Look through the lines below and state how many hold the word "this". Write only the number.

**Records for processing**
• • • • •
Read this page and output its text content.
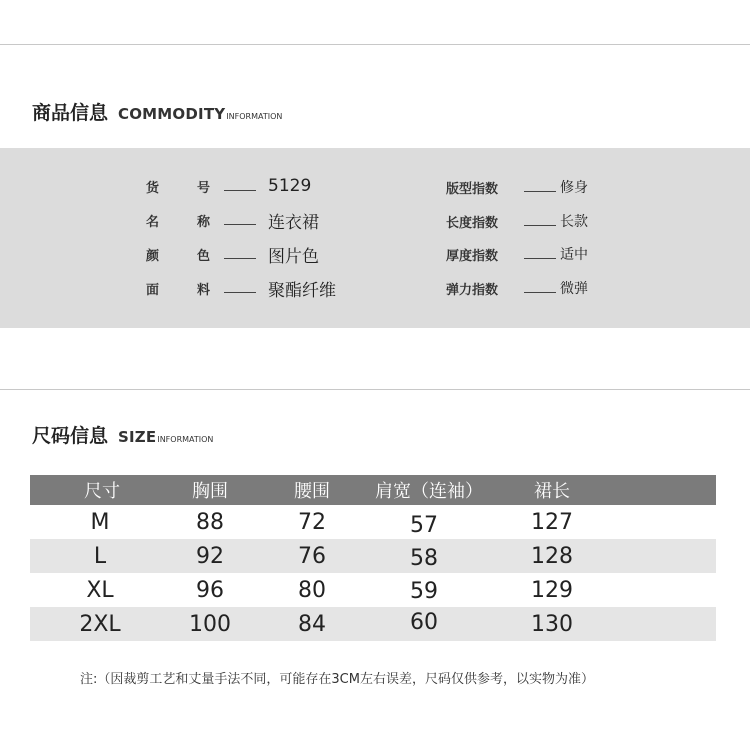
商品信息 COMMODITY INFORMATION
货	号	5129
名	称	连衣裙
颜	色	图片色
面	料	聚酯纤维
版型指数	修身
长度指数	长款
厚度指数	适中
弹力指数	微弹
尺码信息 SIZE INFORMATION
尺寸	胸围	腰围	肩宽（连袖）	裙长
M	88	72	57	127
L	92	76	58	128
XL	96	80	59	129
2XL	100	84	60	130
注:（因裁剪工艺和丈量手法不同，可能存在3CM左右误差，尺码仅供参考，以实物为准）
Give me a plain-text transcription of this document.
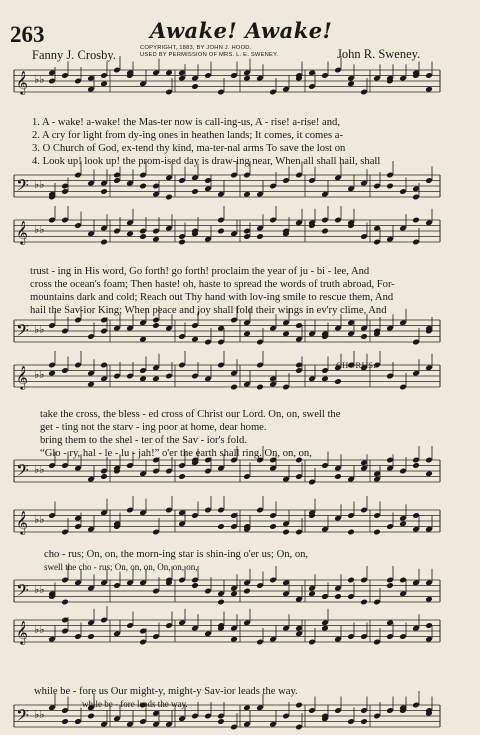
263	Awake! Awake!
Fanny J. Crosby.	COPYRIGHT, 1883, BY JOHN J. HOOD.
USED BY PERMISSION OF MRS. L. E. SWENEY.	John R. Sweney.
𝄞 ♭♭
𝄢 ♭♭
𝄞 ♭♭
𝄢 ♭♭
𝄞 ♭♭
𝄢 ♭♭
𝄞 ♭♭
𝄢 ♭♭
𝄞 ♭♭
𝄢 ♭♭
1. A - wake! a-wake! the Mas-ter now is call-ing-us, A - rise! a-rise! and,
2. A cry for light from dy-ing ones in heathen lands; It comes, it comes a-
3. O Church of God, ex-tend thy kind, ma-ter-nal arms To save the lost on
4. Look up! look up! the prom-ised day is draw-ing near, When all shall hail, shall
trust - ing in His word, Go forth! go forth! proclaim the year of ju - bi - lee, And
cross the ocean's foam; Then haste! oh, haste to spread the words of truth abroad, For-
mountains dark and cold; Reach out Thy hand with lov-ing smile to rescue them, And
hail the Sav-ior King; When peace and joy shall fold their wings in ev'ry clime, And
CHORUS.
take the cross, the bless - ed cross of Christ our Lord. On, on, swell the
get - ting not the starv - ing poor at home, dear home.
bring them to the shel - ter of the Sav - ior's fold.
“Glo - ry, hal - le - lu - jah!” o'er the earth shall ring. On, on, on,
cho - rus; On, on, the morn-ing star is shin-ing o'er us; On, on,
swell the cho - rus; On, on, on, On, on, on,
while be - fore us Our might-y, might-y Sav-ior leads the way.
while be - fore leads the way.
• • • • •
**Expected answer**
2